Exercise aim: Reproduce every line of the material below without any changes.

Records provided:
++++++++++

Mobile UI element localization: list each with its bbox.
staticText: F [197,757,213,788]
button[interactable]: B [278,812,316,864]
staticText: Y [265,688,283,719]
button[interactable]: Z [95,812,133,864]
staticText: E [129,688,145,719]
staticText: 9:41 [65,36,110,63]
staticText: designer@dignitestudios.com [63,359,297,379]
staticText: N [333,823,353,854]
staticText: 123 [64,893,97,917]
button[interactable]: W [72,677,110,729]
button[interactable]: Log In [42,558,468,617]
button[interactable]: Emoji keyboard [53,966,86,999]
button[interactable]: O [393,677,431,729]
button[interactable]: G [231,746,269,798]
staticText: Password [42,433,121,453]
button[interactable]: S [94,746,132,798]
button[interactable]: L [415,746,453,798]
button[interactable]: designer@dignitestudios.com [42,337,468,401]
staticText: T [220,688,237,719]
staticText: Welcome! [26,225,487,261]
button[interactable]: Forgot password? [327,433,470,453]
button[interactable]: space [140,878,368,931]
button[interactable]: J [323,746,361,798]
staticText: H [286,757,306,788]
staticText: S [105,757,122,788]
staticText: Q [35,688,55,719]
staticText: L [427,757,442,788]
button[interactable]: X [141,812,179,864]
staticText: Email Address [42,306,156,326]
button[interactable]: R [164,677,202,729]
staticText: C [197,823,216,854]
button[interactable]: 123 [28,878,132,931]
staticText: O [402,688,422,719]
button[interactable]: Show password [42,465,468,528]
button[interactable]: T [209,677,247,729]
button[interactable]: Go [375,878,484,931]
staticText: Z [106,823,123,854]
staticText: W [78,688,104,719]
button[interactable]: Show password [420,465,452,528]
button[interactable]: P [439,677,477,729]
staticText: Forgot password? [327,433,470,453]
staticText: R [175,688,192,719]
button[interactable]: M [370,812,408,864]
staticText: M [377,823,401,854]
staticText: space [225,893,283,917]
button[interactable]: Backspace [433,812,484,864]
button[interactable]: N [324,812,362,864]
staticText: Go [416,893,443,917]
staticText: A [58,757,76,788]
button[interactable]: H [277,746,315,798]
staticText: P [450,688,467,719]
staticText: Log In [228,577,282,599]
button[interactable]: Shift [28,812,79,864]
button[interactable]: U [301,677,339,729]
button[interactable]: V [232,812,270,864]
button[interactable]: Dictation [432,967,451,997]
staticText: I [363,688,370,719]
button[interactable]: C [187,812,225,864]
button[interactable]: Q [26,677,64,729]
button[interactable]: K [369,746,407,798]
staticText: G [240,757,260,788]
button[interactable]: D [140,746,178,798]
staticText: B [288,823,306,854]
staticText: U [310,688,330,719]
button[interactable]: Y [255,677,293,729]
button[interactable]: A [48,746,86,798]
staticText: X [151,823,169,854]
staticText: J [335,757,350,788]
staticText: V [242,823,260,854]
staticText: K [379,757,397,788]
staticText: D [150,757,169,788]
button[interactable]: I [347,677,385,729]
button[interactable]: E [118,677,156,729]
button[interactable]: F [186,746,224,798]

++++++++++

Answer to this task:
Mobile UI element localization: list each with its bbox.
staticText: F [197,757,213,788]
button[interactable]: B [278,812,316,864]
staticText: Y [265,688,283,719]
button[interactable]: Z [95,812,133,864]
staticText: E [129,688,145,719]
staticText: 9:41 [65,36,110,63]
staticText: designer@dignitestudios.com [63,359,297,379]
staticText: N [333,823,353,854]
staticText: 123 [64,893,97,917]
button[interactable]: W [72,677,110,729]
button[interactable]: Log In [42,558,468,617]
button[interactable]: Emoji keyboard [53,966,86,999]
button[interactable]: O [393,677,431,729]
button[interactable]: G [231,746,269,798]
staticText: Password [42,433,121,453]
button[interactable]: S [94,746,132,798]
button[interactable]: L [415,746,453,798]
button[interactable]: designer@dignitestudios.com [42,337,468,401]
staticText: T [220,688,237,719]
staticText: Welcome! [26,225,487,261]
button[interactable]: Forgot password? [327,433,470,453]
button[interactable]: space [140,878,368,931]
button[interactable]: J [323,746,361,798]
staticText: H [286,757,306,788]
staticText: S [105,757,122,788]
staticText: Q [35,688,55,719]
staticText: L [427,757,442,788]
button[interactable]: X [141,812,179,864]
staticText: Email Address [42,306,156,326]
button[interactable]: R [164,677,202,729]
staticText: C [197,823,216,854]
button[interactable]: 123 [28,878,132,931]
staticText: O [402,688,422,719]
button[interactable]: Show password [42,465,468,528]
button[interactable]: T [209,677,247,729]
button[interactable]: Go [375,878,484,931]
staticText: Z [106,823,123,854]
staticText: W [78,688,104,719]
button[interactable]: Show password [420,465,452,528]
button[interactable]: P [439,677,477,729]
staticText: Forgot password? [327,433,470,453]
staticText: R [175,688,192,719]
button[interactable]: M [370,812,408,864]
staticText: M [377,823,401,854]
staticText: space [225,893,283,917]
button[interactable]: Backspace [433,812,484,864]
button[interactable]: N [324,812,362,864]
staticText: Go [416,893,443,917]
staticText: A [58,757,76,788]
button[interactable]: H [277,746,315,798]
staticText: P [450,688,467,719]
staticText: Log In [228,577,282,599]
button[interactable]: Shift [28,812,79,864]
button[interactable]: U [301,677,339,729]
button[interactable]: V [232,812,270,864]
button[interactable]: Dictation [432,967,451,997]
staticText: I [363,688,370,719]
button[interactable]: C [187,812,225,864]
button[interactable]: Q [26,677,64,729]
button[interactable]: K [369,746,407,798]
staticText: G [240,757,260,788]
button[interactable]: D [140,746,178,798]
staticText: B [288,823,306,854]
staticText: U [310,688,330,719]
button[interactable]: Y [255,677,293,729]
button[interactable]: A [48,746,86,798]
staticText: X [151,823,169,854]
staticText: J [335,757,350,788]
staticText: V [242,823,260,854]
staticText: K [379,757,397,788]
staticText: D [150,757,169,788]
button[interactable]: I [347,677,385,729]
button[interactable]: E [118,677,156,729]
button[interactable]: F [186,746,224,798]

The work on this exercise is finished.